#### TÂCHES À RÉALISER
(a) Traduisez en anglais cette phrase du document source : « On a ressenti du jour au lendemain que les rues s'étaient vidées, c'était plutôt inquiétant et flippant. »
(b) Citez mot pour mot le passage du document source qui va de « Thomas Thouron, gérant » jusqu'à « surface et d'Internet. » inclus.

#### DOCUMENT SOURCE
··········

La fin de l'année 2015 ayant été particulièrement chargée en grosses sorties, les revendeurs avaient de quoi se frotter les mains. Et pourtant, comme notre enquête le montre, ce Noël 2015 s'est révélé compliqué pour de nombreux revendeurs indépendants français. Pour Nicolas Lefebvre, responsable de la boutique Playmogames d'Orléans (Loiret), le point de rupture est clair :

Tout allait bien jusqu'au 12 novembre. Après, cela a été la dégringolade. On s'est retrouvé avec une perte de 20% par rapport à l'an dernier.

Les attentats dans le viseur...

Les revendeurs que nous avons interrogés sont relativement unanimes. Pour la plupart d'entre eux, cette diminution soudaine et brutale de l'activité a pu être provoquée par les attentats terroristes de Paris du 13 novembre dernier et la psychose qu'ils ont créée chez les consommateurs. De nombreux secteurs d'activité ont été frappé de plein fouet, le jeu vidéo y compris. Nicolas Lefebvre précise :

Je pense que les attentats ont foutu la trouille à tout le monde. Enfin à une grande partie. Les magasins ont été désertés. Les seules personnes qui sont sorties après ont été voir les Leclerc, Auchan, etc.

L'impact n'a ainsi pas touché exclusivement Paris et la région parisienne, mais bien l'ensemble du territoire français. Brice Achaume, gestionnaire d'une boutique située dans le centre-ville d'Avignon (Vaucluse), est lui aussi catégorique :

C'est clairement, et en très grande partie, à cause des attentats qui ont eu lieu à Paris en novembre. On a ressenti du jour au lendemain que les rues s'étaient vidées, c'était plutôt inquiétant et flippant.

Le commerçant explique cependant que l'activité a fini par reprendre au début du mois de décembre, avec des ventes qui continuaient une fois Noël passé. Mais tous les revendeurs n'ont cependant pas eu cette chance...

Des boutiques prises en sandwich entre la grande distribution...

Thomas Thouron, gérant de la boutique PlayerOne de Saint-Lô (Manche), parle lui aussi d'une fin d'année compliquée. Mais pour lui, les attentats ne sont pas les seuls responsables des mauvais résultats de la fin d'année :

Noël est un mois que nous attendons avec impatience pour faire le plein de trésorerie et préparer les mois suivants qui sont nettement plus calmes. Mais cette année, décembre a été très compliqué notamment à cause de la concurrence des grandes surface et d'Internet.

Au cours de nos discussions, un élément revient : hors situations exceptionnelles, la grande distribution est donc un des éléments causant le plus de tort aux boutiques de jeux vidéo indépendantes. D'après Thomas Thouron, tout le monde ne jouerait pas avec les mêmes cartes, ce qui fausserait profondément la concurrence. Au point que certaines situations semblent clairement abusives, ne permettant pas aux boutiques indépendantes de lutter à armes égales :

Les prix sont tellement agressifs que malheureusement nous ne pouvons pas nous aligner avec eux. Leclerc proposait tous les derniers titres phares de fin d'année à un prix encore moins cher que celui d'Amazon.

··········

#### DONNÉES FOURNIES
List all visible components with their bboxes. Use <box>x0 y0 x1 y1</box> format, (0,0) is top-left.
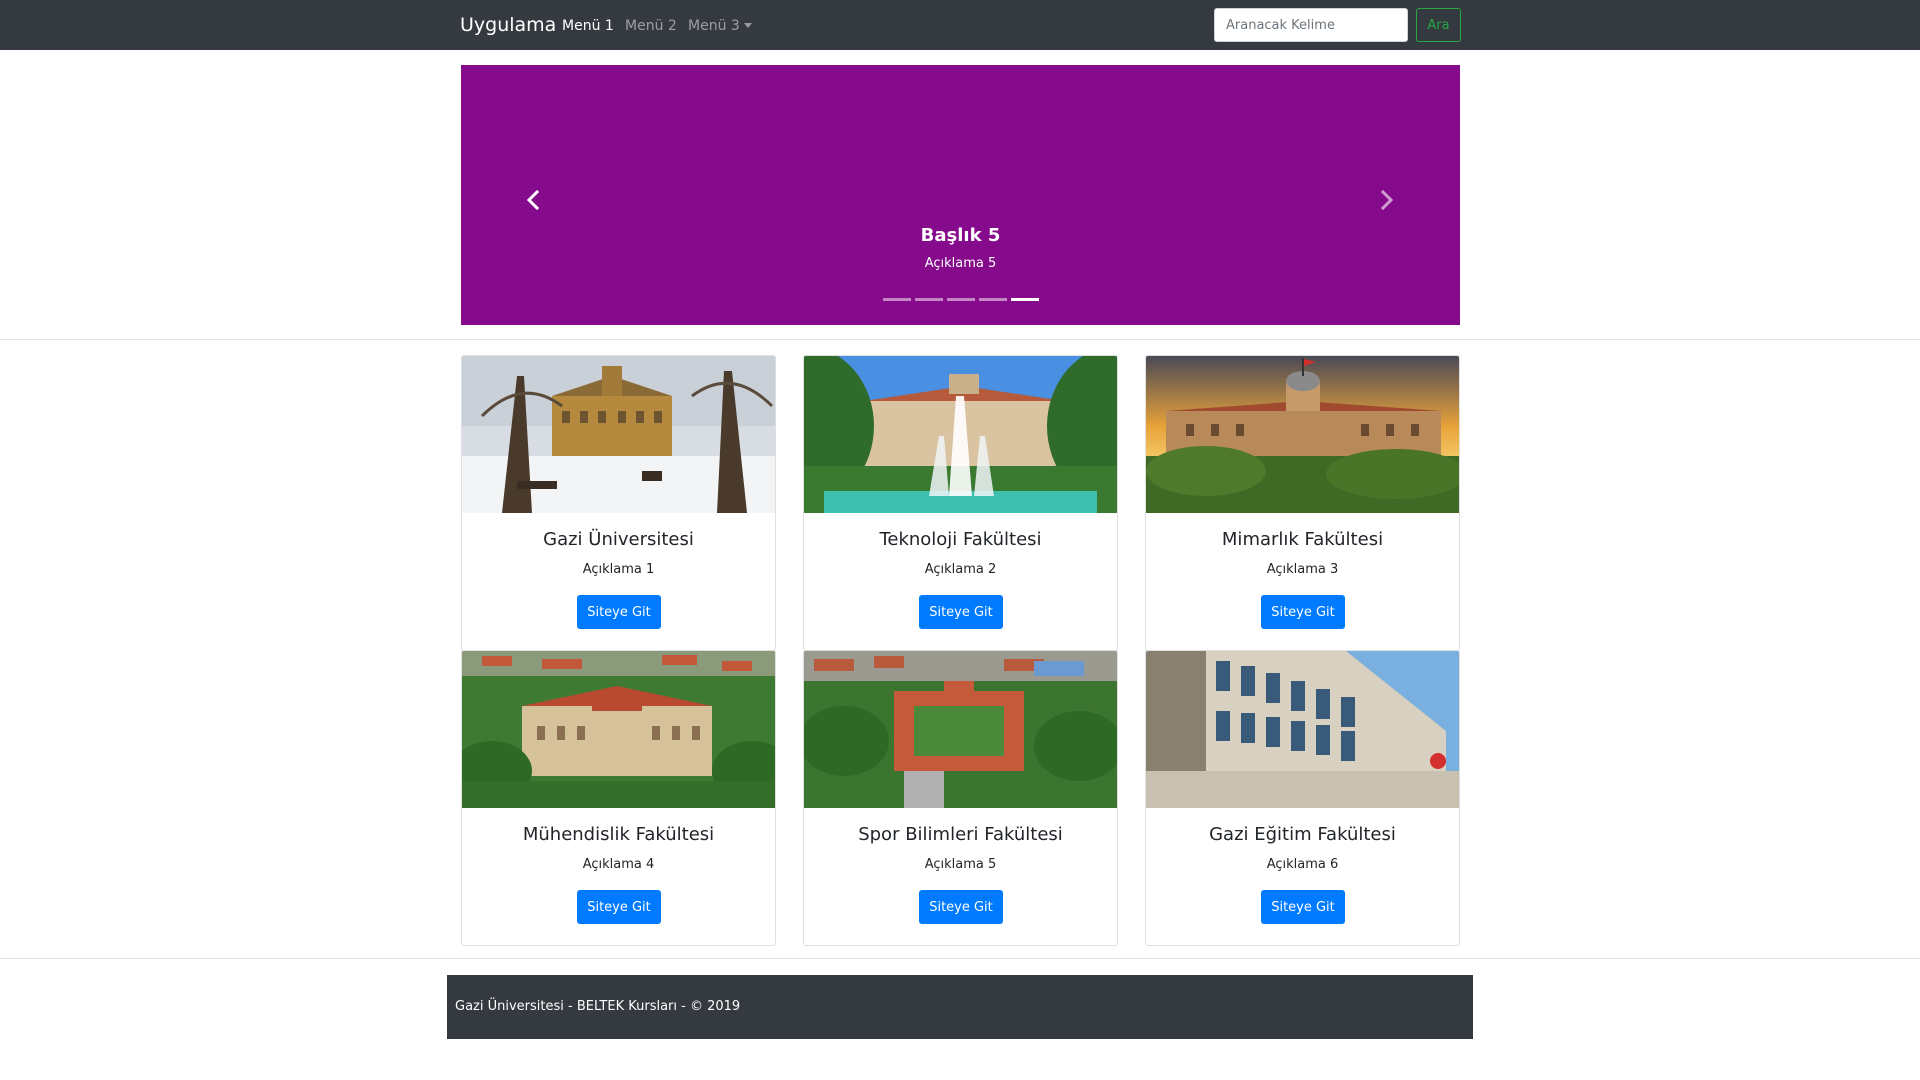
carousel-caption: Başlık 5 Açıklama 5 <box>461 224 1460 272</box>
card-title: Gazi Üniversitesi <box>543 529 694 550</box>
card-title: Mimarlık Fakültesi <box>1221 529 1384 550</box>
footer-text: Gazi Üniversitesi - BELTEK Kursları - © … <box>455 999 741 1014</box>
carousel-indicator-4[interactable] <box>978 298 1007 301</box>
nav-link-menu-1[interactable]: Menü 1 <box>562 17 614 35</box>
card-text: Açıklama 1 <box>582 562 655 577</box>
card-text: Açıklama 6 <box>1266 857 1339 872</box>
campus-snow-photo <box>462 356 775 513</box>
caret-down-icon <box>743 23 752 28</box>
card-title: Mühendislik Fakültesi <box>522 824 715 845</box>
card-title: Spor Bilimleri Fakültesi <box>858 824 1063 845</box>
card-title: Teknoloji Fakültesi <box>879 529 1042 550</box>
navbar-brand[interactable]: Uygulama <box>460 13 556 37</box>
carousel-indicators <box>461 298 1460 301</box>
search-input[interactable] <box>1214 8 1408 42</box>
card-mimarlik-fakultesi: Mimarlık Fakültesi Açıklama 3 Siteye Git <box>1145 355 1460 651</box>
carousel-indicator-2[interactable] <box>914 298 943 301</box>
navbar-inner: Uygulama Menü 1 Menü 2 Menü 3 Ara <box>460 0 1461 50</box>
divider-top <box>0 339 1920 340</box>
chevron-left-icon <box>526 190 540 210</box>
card-teknoloji-fakultesi: Teknoloji Fakültesi Açıklama 2 Siteye Gi… <box>803 355 1118 651</box>
divider-bottom <box>0 958 1920 959</box>
carousel-indicator-3[interactable] <box>946 298 975 301</box>
card-site-button[interactable]: Siteye Git <box>577 595 661 629</box>
footer: Gazi Üniversitesi - BELTEK Kursları - © … <box>447 975 1473 1039</box>
card-text: Açıklama 4 <box>582 857 655 872</box>
card-site-button[interactable]: Siteye Git <box>919 595 1003 629</box>
navbar: Uygulama Menü 1 Menü 2 Menü 3 Ara <box>0 0 1920 50</box>
card-site-button[interactable]: Siteye Git <box>1261 595 1345 629</box>
carousel-indicator-5[interactable] <box>1010 298 1039 301</box>
sunset-building-photo <box>1146 356 1459 513</box>
card-text: Açıklama 5 <box>924 857 997 872</box>
search-button[interactable]: Ara <box>1416 8 1461 42</box>
aerial-campus-photo <box>462 651 775 808</box>
chevron-right-icon <box>1380 190 1394 210</box>
carousel-indicator-1[interactable] <box>882 298 911 301</box>
card-site-button[interactable]: Siteye Git <box>919 890 1003 924</box>
card-gazi-egitim-fakultesi: Gazi Eğitim Fakültesi Açıklama 6 Siteye … <box>1145 650 1460 946</box>
card-muhendislik-fakultesi: Mühendislik Fakültesi Açıklama 4 Siteye … <box>461 650 776 946</box>
carousel-caption-title: Başlık 5 <box>920 225 1001 246</box>
card-site-button[interactable]: Siteye Git <box>1261 890 1345 924</box>
carousel: Başlık 5 Açıklama 5 <box>461 65 1460 325</box>
card-spor-bilimleri-fakultesi: Spor Bilimleri Fakültesi Açıklama 5 Site… <box>803 650 1118 946</box>
card-text: Açıklama 2 <box>924 562 997 577</box>
modern-building-photo <box>1146 651 1459 808</box>
carousel-next-button[interactable] <box>1367 180 1407 220</box>
card-site-button[interactable]: Siteye Git <box>577 890 661 924</box>
nav-link-menu-2[interactable]: Menü 2 <box>625 17 677 35</box>
carousel-caption-text: Açıklama 5 <box>924 256 997 271</box>
nav-link-menu-3-dropdown[interactable]: Menü 3 <box>688 17 752 35</box>
card-gazi-universitesi: Gazi Üniversitesi Açıklama 1 Siteye Git <box>461 355 776 651</box>
card-title: Gazi Eğitim Fakültesi <box>1209 824 1396 845</box>
aerial-campus-photo-2 <box>804 651 1117 808</box>
nav-link-menu-3-label: Menü 3 <box>688 18 740 34</box>
card-text: Açıklama 3 <box>1266 562 1339 577</box>
fountain-building-photo <box>804 356 1117 513</box>
carousel-prev-button[interactable] <box>513 180 553 220</box>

··········

#### RÉSULTATS DE L'EXERCICE
(a) Overnight, we felt that the streets had emptied; it was rather worrying and scary.

(b)
Thomas Thouron, gérant de la boutique PlayerOne de Saint-Lô (Manche), parle lui aussi d'une fin d'année compliquée. Mais pour lui, les attentats ne sont pas les seuls responsables des mauvais résultats de la fin d'année :

Noël est un mois que nous attendons avec impatience pour faire le plein de trésorerie et préparer les mois suivants qui sont nettement plus calmes. Mais cette année, décembre a été très compliqué notamment à cause de la concurrence des grandes surface et d'Internet.